What to produce:
In your copy, leave out the pictures; write out all the data exactly.
+++ Working data +++
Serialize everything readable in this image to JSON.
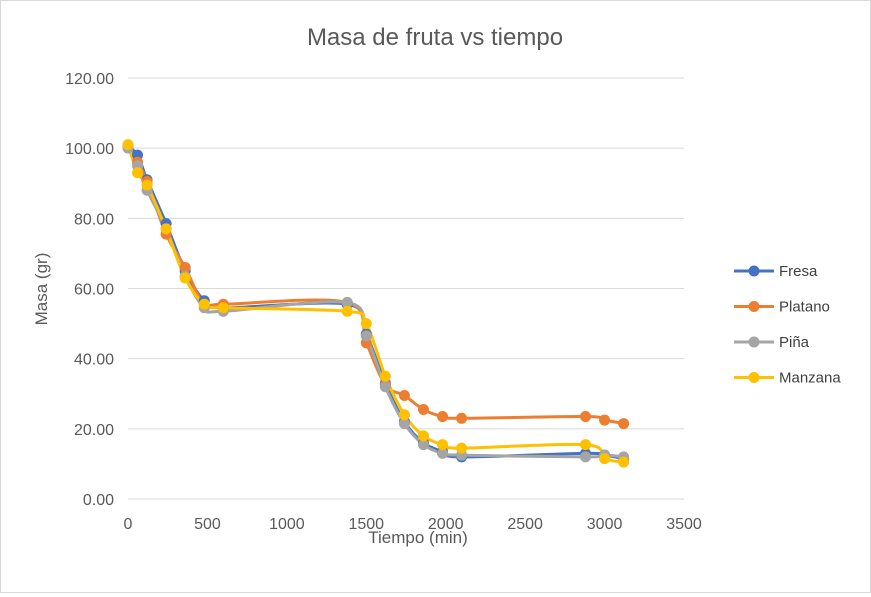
{
  "chart_data": {
    "type": "line",
    "title": "Masa de fruta vs tiempo",
    "xlabel": "Tiempo (min)",
    "ylabel": "Masa (gr)",
    "xlim": [
      0,
      3500
    ],
    "ylim": [
      0,
      120
    ],
    "x_ticks": [
      "0",
      "500",
      "1000",
      "1500",
      "2000",
      "2500",
      "3000",
      "3500"
    ],
    "y_ticks": [
      "0.00",
      "20.00",
      "40.00",
      "60.00",
      "80.00",
      "100.00",
      "120.00"
    ],
    "grid": "horizontal",
    "legend_position": "right",
    "smoothed": true,
    "series": [
      {
        "name": "Fresa",
        "color": "#4472C4",
        "points": [
          [
            0,
            100.5
          ],
          [
            60,
            98
          ],
          [
            120,
            91
          ],
          [
            240,
            78.5
          ],
          [
            360,
            65
          ],
          [
            480,
            56.5
          ],
          [
            600,
            54.5
          ],
          [
            1380,
            55.5
          ],
          [
            1500,
            47
          ],
          [
            1620,
            33
          ],
          [
            1740,
            22
          ],
          [
            1860,
            16
          ],
          [
            1980,
            13.5
          ],
          [
            2100,
            12
          ],
          [
            2880,
            13
          ],
          [
            3000,
            12.5
          ],
          [
            3120,
            11.5
          ]
        ]
      },
      {
        "name": "Platano",
        "color": "#ED7D31",
        "points": [
          [
            0,
            100.5
          ],
          [
            60,
            96
          ],
          [
            120,
            90.5
          ],
          [
            240,
            75.5
          ],
          [
            360,
            66
          ],
          [
            480,
            55.5
          ],
          [
            600,
            55.5
          ],
          [
            1380,
            56
          ],
          [
            1500,
            44.5
          ],
          [
            1620,
            32.5
          ],
          [
            1740,
            29.5
          ],
          [
            1860,
            25.5
          ],
          [
            1980,
            23.5
          ],
          [
            2100,
            23
          ],
          [
            2880,
            23.5
          ],
          [
            3000,
            22.5
          ],
          [
            3120,
            21.5
          ]
        ]
      },
      {
        "name": "Piña",
        "color": "#A5A5A5",
        "points": [
          [
            0,
            100
          ],
          [
            60,
            95
          ],
          [
            120,
            88
          ],
          [
            240,
            77
          ],
          [
            360,
            63.5
          ],
          [
            480,
            54.5
          ],
          [
            600,
            53.5
          ],
          [
            1380,
            56
          ],
          [
            1500,
            46.5
          ],
          [
            1620,
            32
          ],
          [
            1740,
            21.5
          ],
          [
            1860,
            15.5
          ],
          [
            1980,
            13
          ],
          [
            2100,
            12.5
          ],
          [
            2880,
            12
          ],
          [
            3000,
            12.5
          ],
          [
            3120,
            12
          ]
        ]
      },
      {
        "name": "Manzana",
        "color": "#FFC000",
        "points": [
          [
            0,
            101
          ],
          [
            60,
            93
          ],
          [
            120,
            89.5
          ],
          [
            240,
            77
          ],
          [
            360,
            63
          ],
          [
            480,
            55.5
          ],
          [
            600,
            54.5
          ],
          [
            1380,
            53.5
          ],
          [
            1500,
            50
          ],
          [
            1620,
            35
          ],
          [
            1740,
            24
          ],
          [
            1860,
            18
          ],
          [
            1980,
            15.5
          ],
          [
            2100,
            14.5
          ],
          [
            2880,
            15.5
          ],
          [
            3000,
            11.5
          ],
          [
            3120,
            10.5
          ]
        ]
      }
    ]
  }
}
+++
Full answer:
Serialize everything readable in this image to JSON.
{
  "chart_data": {
    "type": "line",
    "title": "Masa de fruta vs tiempo",
    "xlabel": "Tiempo (min)",
    "ylabel": "Masa (gr)",
    "xlim": [
      0,
      3500
    ],
    "ylim": [
      0,
      120
    ],
    "x_ticks": [
      "0",
      "500",
      "1000",
      "1500",
      "2000",
      "2500",
      "3000",
      "3500"
    ],
    "y_ticks": [
      "0.00",
      "20.00",
      "40.00",
      "60.00",
      "80.00",
      "100.00",
      "120.00"
    ],
    "grid": "horizontal",
    "legend_position": "right",
    "smoothed": true,
    "series": [
      {
        "name": "Fresa",
        "color": "#4472C4",
        "points": [
          [
            0,
            100.5
          ],
          [
            60,
            98
          ],
          [
            120,
            91
          ],
          [
            240,
            78.5
          ],
          [
            360,
            65
          ],
          [
            480,
            56.5
          ],
          [
            600,
            54.5
          ],
          [
            1380,
            55.5
          ],
          [
            1500,
            47
          ],
          [
            1620,
            33
          ],
          [
            1740,
            22
          ],
          [
            1860,
            16
          ],
          [
            1980,
            13.5
          ],
          [
            2100,
            12
          ],
          [
            2880,
            13
          ],
          [
            3000,
            12.5
          ],
          [
            3120,
            11.5
          ]
        ]
      },
      {
        "name": "Platano",
        "color": "#ED7D31",
        "points": [
          [
            0,
            100.5
          ],
          [
            60,
            96
          ],
          [
            120,
            90.5
          ],
          [
            240,
            75.5
          ],
          [
            360,
            66
          ],
          [
            480,
            55.5
          ],
          [
            600,
            55.5
          ],
          [
            1380,
            56
          ],
          [
            1500,
            44.5
          ],
          [
            1620,
            32.5
          ],
          [
            1740,
            29.5
          ],
          [
            1860,
            25.5
          ],
          [
            1980,
            23.5
          ],
          [
            2100,
            23
          ],
          [
            2880,
            23.5
          ],
          [
            3000,
            22.5
          ],
          [
            3120,
            21.5
          ]
        ]
      },
      {
        "name": "Piña",
        "color": "#A5A5A5",
        "points": [
          [
            0,
            100
          ],
          [
            60,
            95
          ],
          [
            120,
            88
          ],
          [
            240,
            77
          ],
          [
            360,
            63.5
          ],
          [
            480,
            54.5
          ],
          [
            600,
            53.5
          ],
          [
            1380,
            56
          ],
          [
            1500,
            46.5
          ],
          [
            1620,
            32
          ],
          [
            1740,
            21.5
          ],
          [
            1860,
            15.5
          ],
          [
            1980,
            13
          ],
          [
            2100,
            12.5
          ],
          [
            2880,
            12
          ],
          [
            3000,
            12.5
          ],
          [
            3120,
            12
          ]
        ]
      },
      {
        "name": "Manzana",
        "color": "#FFC000",
        "points": [
          [
            0,
            101
          ],
          [
            60,
            93
          ],
          [
            120,
            89.5
          ],
          [
            240,
            77
          ],
          [
            360,
            63
          ],
          [
            480,
            55.5
          ],
          [
            600,
            54.5
          ],
          [
            1380,
            53.5
          ],
          [
            1500,
            50
          ],
          [
            1620,
            35
          ],
          [
            1740,
            24
          ],
          [
            1860,
            18
          ],
          [
            1980,
            15.5
          ],
          [
            2100,
            14.5
          ],
          [
            2880,
            15.5
          ],
          [
            3000,
            11.5
          ],
          [
            3120,
            10.5
          ]
        ]
      }
    ]
  }
}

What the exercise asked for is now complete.